* _Listing_

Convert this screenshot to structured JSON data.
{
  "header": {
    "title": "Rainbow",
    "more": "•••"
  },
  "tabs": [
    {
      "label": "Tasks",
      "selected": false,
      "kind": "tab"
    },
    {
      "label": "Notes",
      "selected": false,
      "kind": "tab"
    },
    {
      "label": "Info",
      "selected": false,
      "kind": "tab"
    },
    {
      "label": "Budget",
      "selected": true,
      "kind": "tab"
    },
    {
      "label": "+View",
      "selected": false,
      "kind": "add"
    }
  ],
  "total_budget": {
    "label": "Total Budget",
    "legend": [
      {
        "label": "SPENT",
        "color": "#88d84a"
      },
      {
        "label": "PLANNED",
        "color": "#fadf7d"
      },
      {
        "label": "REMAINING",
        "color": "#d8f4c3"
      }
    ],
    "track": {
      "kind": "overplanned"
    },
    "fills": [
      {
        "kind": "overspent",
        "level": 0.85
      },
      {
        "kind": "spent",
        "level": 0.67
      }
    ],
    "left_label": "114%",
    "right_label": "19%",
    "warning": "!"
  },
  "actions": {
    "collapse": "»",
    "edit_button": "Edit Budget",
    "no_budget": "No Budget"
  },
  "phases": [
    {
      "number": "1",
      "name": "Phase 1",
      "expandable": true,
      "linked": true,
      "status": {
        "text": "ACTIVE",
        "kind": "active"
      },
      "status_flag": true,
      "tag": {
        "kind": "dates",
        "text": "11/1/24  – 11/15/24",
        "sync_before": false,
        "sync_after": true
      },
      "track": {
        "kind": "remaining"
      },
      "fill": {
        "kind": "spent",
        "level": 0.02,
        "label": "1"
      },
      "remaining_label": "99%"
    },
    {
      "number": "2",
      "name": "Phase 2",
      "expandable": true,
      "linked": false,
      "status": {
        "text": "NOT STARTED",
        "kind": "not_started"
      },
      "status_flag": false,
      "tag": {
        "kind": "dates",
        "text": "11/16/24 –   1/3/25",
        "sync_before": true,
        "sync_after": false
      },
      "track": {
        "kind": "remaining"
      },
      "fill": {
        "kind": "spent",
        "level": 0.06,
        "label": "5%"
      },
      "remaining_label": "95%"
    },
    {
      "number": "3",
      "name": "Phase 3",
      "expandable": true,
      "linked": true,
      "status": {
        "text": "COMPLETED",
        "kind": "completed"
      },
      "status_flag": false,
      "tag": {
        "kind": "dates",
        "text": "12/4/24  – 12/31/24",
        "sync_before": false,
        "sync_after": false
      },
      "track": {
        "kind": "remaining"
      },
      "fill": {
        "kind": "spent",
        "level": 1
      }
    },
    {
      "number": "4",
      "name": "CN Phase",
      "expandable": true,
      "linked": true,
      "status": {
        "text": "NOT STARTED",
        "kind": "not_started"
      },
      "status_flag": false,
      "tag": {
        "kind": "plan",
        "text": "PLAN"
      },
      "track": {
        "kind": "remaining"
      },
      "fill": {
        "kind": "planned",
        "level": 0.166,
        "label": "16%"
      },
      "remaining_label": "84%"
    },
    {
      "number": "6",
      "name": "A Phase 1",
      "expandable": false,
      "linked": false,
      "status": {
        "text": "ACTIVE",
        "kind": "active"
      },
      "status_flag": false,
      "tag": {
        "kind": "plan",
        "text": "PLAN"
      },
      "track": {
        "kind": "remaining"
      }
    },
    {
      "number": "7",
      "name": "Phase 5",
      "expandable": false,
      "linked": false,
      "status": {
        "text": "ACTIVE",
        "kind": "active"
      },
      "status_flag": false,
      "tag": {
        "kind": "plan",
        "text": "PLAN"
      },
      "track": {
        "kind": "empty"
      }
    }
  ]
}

* _Task brief_
Output the data above exactly, please, line for line.

* _Answer to the task_
Convert this screenshot to structured JSON data.
{
  "header": {
    "title": "Rainbow",
    "more": "•••"
  },
  "tabs": [
    {
      "label": "Tasks",
      "selected": false,
      "kind": "tab"
    },
    {
      "label": "Notes",
      "selected": false,
      "kind": "tab"
    },
    {
      "label": "Info",
      "selected": false,
      "kind": "tab"
    },
    {
      "label": "Budget",
      "selected": true,
      "kind": "tab"
    },
    {
      "label": "+View",
      "selected": false,
      "kind": "add"
    }
  ],
  "total_budget": {
    "label": "Total Budget",
    "legend": [
      {
        "label": "SPENT",
        "color": "#88d84a"
      },
      {
        "label": "PLANNED",
        "color": "#fadf7d"
      },
      {
        "label": "REMAINING",
        "color": "#d8f4c3"
      }
    ],
    "track": {
      "kind": "overplanned"
    },
    "fills": [
      {
        "kind": "overspent",
        "level": 0.85
      },
      {
        "kind": "spent",
        "level": 0.67
      }
    ],
    "left_label": "114%",
    "right_label": "19%",
    "warning": "!"
  },
  "actions": {
    "collapse": "»",
    "edit_button": "Edit Budget",
    "no_budget": "No Budget"
  },
  "phases": [
    {
      "number": "1",
      "name": "Phase 1",
      "expandable": true,
      "linked": true,
      "status": {
        "text": "ACTIVE",
        "kind": "active"
      },
      "status_flag": true,
      "tag": {
        "kind": "dates",
        "text": "11/1/24  – 11/15/24",
        "sync_before": false,
        "sync_after": true
      },
      "track": {
        "kind": "remaining"
      },
      "fill": {
        "kind": "spent",
        "level": 0.02,
        "label": "1"
      },
      "remaining_label": "99%"
    },
    {
      "number": "2",
      "name": "Phase 2",
      "expandable": true,
      "linked": false,
      "status": {
        "text": "NOT STARTED",
        "kind": "not_started"
      },
      "status_flag": false,
      "tag": {
        "kind": "dates",
        "text": "11/16/24 –   1/3/25",
        "sync_before": true,
        "sync_after": false
      },
      "track": {
        "kind": "remaining"
      },
      "fill": {
        "kind": "spent",
        "level": 0.06,
        "label": "5%"
      },
      "remaining_label": "95%"
    },
    {
      "number": "3",
      "name": "Phase 3",
      "expandable": true,
      "linked": true,
      "status": {
        "text": "COMPLETED",
        "kind": "completed"
      },
      "status_flag": false,
      "tag": {
        "kind": "dates",
        "text": "12/4/24  – 12/31/24",
        "sync_before": false,
        "sync_after": false
      },
      "track": {
        "kind": "remaining"
      },
      "fill": {
        "kind": "spent",
        "level": 1
      }
    },
    {
      "number": "4",
      "name": "CN Phase",
      "expandable": true,
      "linked": true,
      "status": {
        "text": "NOT STARTED",
        "kind": "not_started"
      },
      "status_flag": false,
      "tag": {
        "kind": "plan",
        "text": "PLAN"
      },
      "track": {
        "kind": "remaining"
      },
      "fill": {
        "kind": "planned",
        "level": 0.166,
        "label": "16%"
      },
      "remaining_label": "84%"
    },
    {
      "number": "6",
      "name": "A Phase 1",
      "expandable": false,
      "linked": false,
      "status": {
        "text": "ACTIVE",
        "kind": "active"
      },
      "status_flag": false,
      "tag": {
        "kind": "plan",
        "text": "PLAN"
      },
      "track": {
        "kind": "remaining"
      }
    },
    {
      "number": "7",
      "name": "Phase 5",
      "expandable": false,
      "linked": false,
      "status": {
        "text": "ACTIVE",
        "kind": "active"
      },
      "status_flag": false,
      "tag": {
        "kind": "plan",
        "text": "PLAN"
      },
      "track": {
        "kind": "empty"
      }
    }
  ]
}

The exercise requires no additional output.